(Stored data entries)
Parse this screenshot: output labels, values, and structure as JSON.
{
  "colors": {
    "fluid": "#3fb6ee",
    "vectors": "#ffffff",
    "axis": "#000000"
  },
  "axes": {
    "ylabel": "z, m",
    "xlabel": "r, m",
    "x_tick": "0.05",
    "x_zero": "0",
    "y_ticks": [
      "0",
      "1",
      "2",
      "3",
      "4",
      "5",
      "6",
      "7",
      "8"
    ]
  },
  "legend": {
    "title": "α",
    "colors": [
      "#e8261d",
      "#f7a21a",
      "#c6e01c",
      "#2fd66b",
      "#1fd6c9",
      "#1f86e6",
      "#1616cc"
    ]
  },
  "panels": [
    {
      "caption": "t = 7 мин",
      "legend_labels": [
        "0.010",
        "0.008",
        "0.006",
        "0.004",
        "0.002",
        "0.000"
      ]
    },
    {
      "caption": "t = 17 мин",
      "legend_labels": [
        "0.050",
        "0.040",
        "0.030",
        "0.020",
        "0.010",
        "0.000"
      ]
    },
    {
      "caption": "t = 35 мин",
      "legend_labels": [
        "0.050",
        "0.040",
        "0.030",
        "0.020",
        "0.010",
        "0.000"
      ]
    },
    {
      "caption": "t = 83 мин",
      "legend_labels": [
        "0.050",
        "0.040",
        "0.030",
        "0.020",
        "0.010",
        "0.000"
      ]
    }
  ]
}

Task statement
Write the complete data out, exactly as above.

Task response
Parse this screenshot: output labels, values, and structure as JSON.
{
  "colors": {
    "fluid": "#3fb6ee",
    "vectors": "#ffffff",
    "axis": "#000000"
  },
  "axes": {
    "ylabel": "z, m",
    "xlabel": "r, m",
    "x_tick": "0.05",
    "x_zero": "0",
    "y_ticks": [
      "0",
      "1",
      "2",
      "3",
      "4",
      "5",
      "6",
      "7",
      "8"
    ]
  },
  "legend": {
    "title": "α",
    "colors": [
      "#e8261d",
      "#f7a21a",
      "#c6e01c",
      "#2fd66b",
      "#1fd6c9",
      "#1f86e6",
      "#1616cc"
    ]
  },
  "panels": [
    {
      "caption": "t = 7 мин",
      "legend_labels": [
        "0.010",
        "0.008",
        "0.006",
        "0.004",
        "0.002",
        "0.000"
      ]
    },
    {
      "caption": "t = 17 мин",
      "legend_labels": [
        "0.050",
        "0.040",
        "0.030",
        "0.020",
        "0.010",
        "0.000"
      ]
    },
    {
      "caption": "t = 35 мин",
      "legend_labels": [
        "0.050",
        "0.040",
        "0.030",
        "0.020",
        "0.010",
        "0.000"
      ]
    },
    {
      "caption": "t = 83 мин",
      "legend_labels": [
        "0.050",
        "0.040",
        "0.030",
        "0.020",
        "0.010",
        "0.000"
      ]
    }
  ]
}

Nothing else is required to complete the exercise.